=== Data rows ===
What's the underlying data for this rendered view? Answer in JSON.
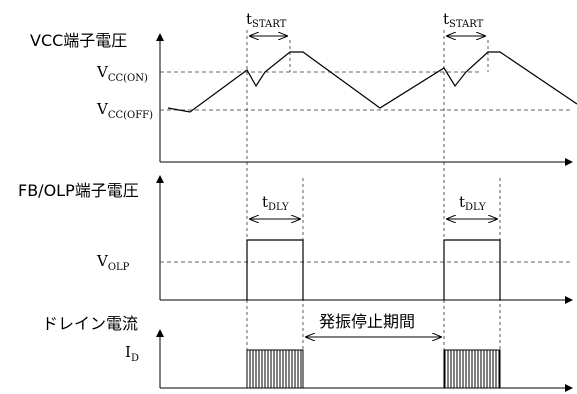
{
  "panels": {
    "vcc": {
      "title": "VCC端子電圧",
      "level_on": {
        "main": "V",
        "sub": "CC(ON)"
      },
      "level_off": {
        "main": "V",
        "sub": "CC(OFF)"
      },
      "interval": {
        "main": "t",
        "sub": "START"
      }
    },
    "fb": {
      "title": "FB/OLP端子電圧",
      "level": {
        "main": "V",
        "sub": "OLP"
      },
      "interval": {
        "main": "t",
        "sub": "DLY"
      }
    },
    "drain": {
      "title": "ドレイン電流",
      "level": {
        "main": "I",
        "sub": "D"
      },
      "stop_period": "発振停止期間"
    }
  },
  "colors": {
    "line": "#000000",
    "dashed": "#333333"
  }
}
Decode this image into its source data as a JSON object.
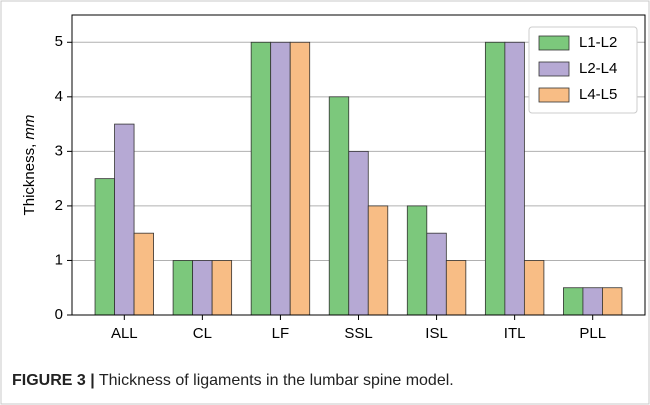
{
  "chart_data": {
    "type": "bar",
    "ylabel": "Thickness,",
    "ylabel_unit": "mm",
    "caption_label": "FIGURE 3 |",
    "caption": "Thickness of ligaments in the lumbar spine model.",
    "categories": [
      "ALL",
      "CL",
      "LF",
      "SSL",
      "ISL",
      "ITL",
      "PLL"
    ],
    "series": [
      {
        "name": "L1-L2",
        "color": "#7cc87c",
        "values": [
          2.5,
          1,
          5,
          4,
          2,
          5,
          0.5
        ]
      },
      {
        "name": "L2-L4",
        "color": "#b6a9d4",
        "values": [
          3.5,
          1,
          5,
          3,
          1.5,
          5,
          0.5
        ]
      },
      {
        "name": "L4-L5",
        "color": "#f8bd85",
        "values": [
          1.5,
          1,
          5,
          2,
          1,
          1,
          0.5
        ]
      }
    ],
    "ylim": [
      0,
      5.5
    ],
    "yticks": [
      0,
      1,
      2,
      3,
      4,
      5
    ],
    "grid": true,
    "legend": "upper right"
  }
}
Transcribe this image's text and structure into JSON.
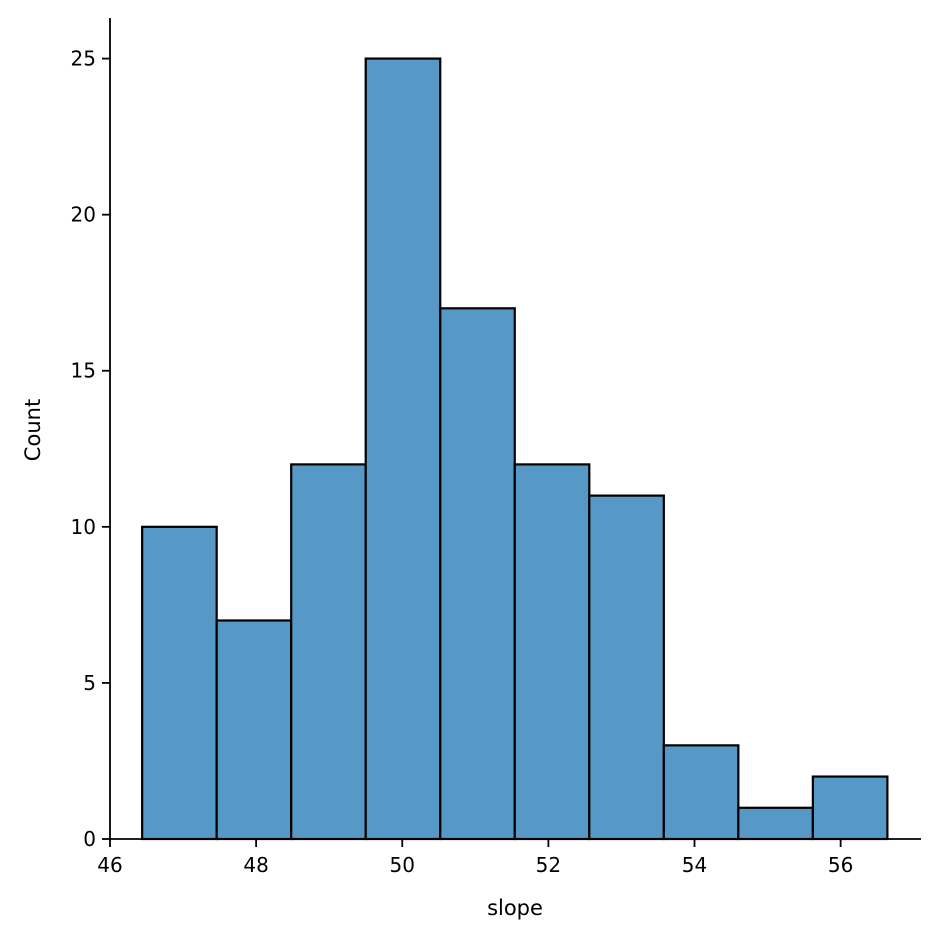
{
  "chart_data": {
    "type": "bar",
    "subtype": "histogram",
    "title": "",
    "xlabel": "slope",
    "ylabel": "Count",
    "bin_edges": [
      46.44,
      47.46,
      48.48,
      49.5,
      50.52,
      51.54,
      52.56,
      53.58,
      54.6,
      55.62,
      56.64
    ],
    "values": [
      10,
      7,
      12,
      25,
      17,
      12,
      11,
      3,
      1,
      2
    ],
    "xlim": [
      46.0,
      57.1
    ],
    "ylim": [
      0,
      26.3
    ],
    "xticks": [
      46,
      48,
      50,
      52,
      54,
      56
    ],
    "yticks": [
      0,
      5,
      10,
      15,
      20,
      25
    ],
    "grid": false,
    "legend": "none",
    "bar_color": "#5799c6",
    "edge_color": "#000000"
  }
}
===
Required task: Please write out all the data again word for word, but not the pictures.

Reply to the task:
What's the underlying data for this rendered view? Answer in JSON.
{
  "panels": {
    "vcc": {
      "title": "VCC端子電圧",
      "level_on": {
        "main": "V",
        "sub": "CC(ON)"
      },
      "level_off": {
        "main": "V",
        "sub": "CC(OFF)"
      },
      "interval": {
        "main": "t",
        "sub": "START"
      }
    },
    "fb": {
      "title": "FB/OLP端子電圧",
      "level": {
        "main": "V",
        "sub": "OLP"
      },
      "interval": {
        "main": "t",
        "sub": "DLY"
      }
    },
    "drain": {
      "title": "ドレイン電流",
      "level": {
        "main": "I",
        "sub": "D"
      },
      "stop_period": "発振停止期間"
    }
  },
  "colors": {
    "line": "#000000",
    "dashed": "#333333"
  }
}
Decode this image into its source data as a JSON object.
{
  "chart_data": {
    "type": "bar",
    "ylabel": "Thickness,",
    "ylabel_unit": "mm",
    "caption_label": "FIGURE 3 |",
    "caption": "Thickness of ligaments in the lumbar spine model.",
    "categories": [
      "ALL",
      "CL",
      "LF",
      "SSL",
      "ISL",
      "ITL",
      "PLL"
    ],
    "series": [
      {
        "name": "L1-L2",
        "color": "#7cc87c",
        "values": [
          2.5,
          1,
          5,
          4,
          2,
          5,
          0.5
        ]
      },
      {
        "name": "L2-L4",
        "color": "#b6a9d4",
        "values": [
          3.5,
          1,
          5,
          3,
          1.5,
          5,
          0.5
        ]
      },
      {
        "name": "L4-L5",
        "color": "#f8bd85",
        "values": [
          1.5,
          1,
          5,
          2,
          1,
          1,
          0.5
        ]
      }
    ],
    "ylim": [
      0,
      5.5
    ],
    "yticks": [
      0,
      1,
      2,
      3,
      4,
      5
    ],
    "grid": true,
    "legend": "upper right"
  }
}
Transcribe this image's text and structure into JSON.
{
  "chart_data": {
    "type": "bar",
    "subtype": "histogram",
    "title": "",
    "xlabel": "slope",
    "ylabel": "Count",
    "bin_edges": [
      46.44,
      47.46,
      48.48,
      49.5,
      50.52,
      51.54,
      52.56,
      53.58,
      54.6,
      55.62,
      56.64
    ],
    "values": [
      10,
      7,
      12,
      25,
      17,
      12,
      11,
      3,
      1,
      2
    ],
    "xlim": [
      46.0,
      57.1
    ],
    "ylim": [
      0,
      26.3
    ],
    "xticks": [
      46,
      48,
      50,
      52,
      54,
      56
    ],
    "yticks": [
      0,
      5,
      10,
      15,
      20,
      25
    ],
    "grid": false,
    "legend": "none",
    "bar_color": "#5799c6",
    "edge_color": "#000000"
  }
}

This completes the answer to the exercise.